## Records from a dataset

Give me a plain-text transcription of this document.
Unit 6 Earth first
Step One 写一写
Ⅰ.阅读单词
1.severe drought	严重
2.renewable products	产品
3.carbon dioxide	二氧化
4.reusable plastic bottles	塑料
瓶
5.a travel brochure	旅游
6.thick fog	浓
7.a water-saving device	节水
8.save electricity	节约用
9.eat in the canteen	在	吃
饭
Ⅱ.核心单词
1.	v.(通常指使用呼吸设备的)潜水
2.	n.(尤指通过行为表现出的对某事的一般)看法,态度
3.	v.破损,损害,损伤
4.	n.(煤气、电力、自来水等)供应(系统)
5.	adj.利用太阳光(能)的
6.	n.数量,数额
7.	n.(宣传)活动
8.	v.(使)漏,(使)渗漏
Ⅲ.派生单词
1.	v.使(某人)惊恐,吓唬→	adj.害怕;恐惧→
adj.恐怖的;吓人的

## Task details
Each entry must be reproduced verbatim.

## The answer
Give me a plain-text transcription of this document.
Unit 6 Earth first
Step One 写一写
Ⅰ.阅读单词
1.severe drought	严重
2.renewable products	产品
3.carbon dioxide	二氧化
4.reusable plastic bottles	塑料
瓶
5.a travel brochure	旅游
6.thick fog	浓
7.a water-saving device	节水
8.save electricity	节约用
9.eat in the canteen	在	吃
饭
Ⅱ.核心单词
1.	v.(通常指使用呼吸设备的)潜水
2.	n.(尤指通过行为表现出的对某事的一般)看法,态度
3.	v.破损,损害,损伤
4.	n.(煤气、电力、自来水等)供应(系统)
5.	adj.利用太阳光(能)的
6.	n.数量,数额
7.	n.(宣传)活动
8.	v.(使)漏,(使)渗漏
Ⅲ.派生单词
1.	v.使(某人)惊恐,吓唬→	adj.害怕;恐惧→
adj.恐怖的;吓人的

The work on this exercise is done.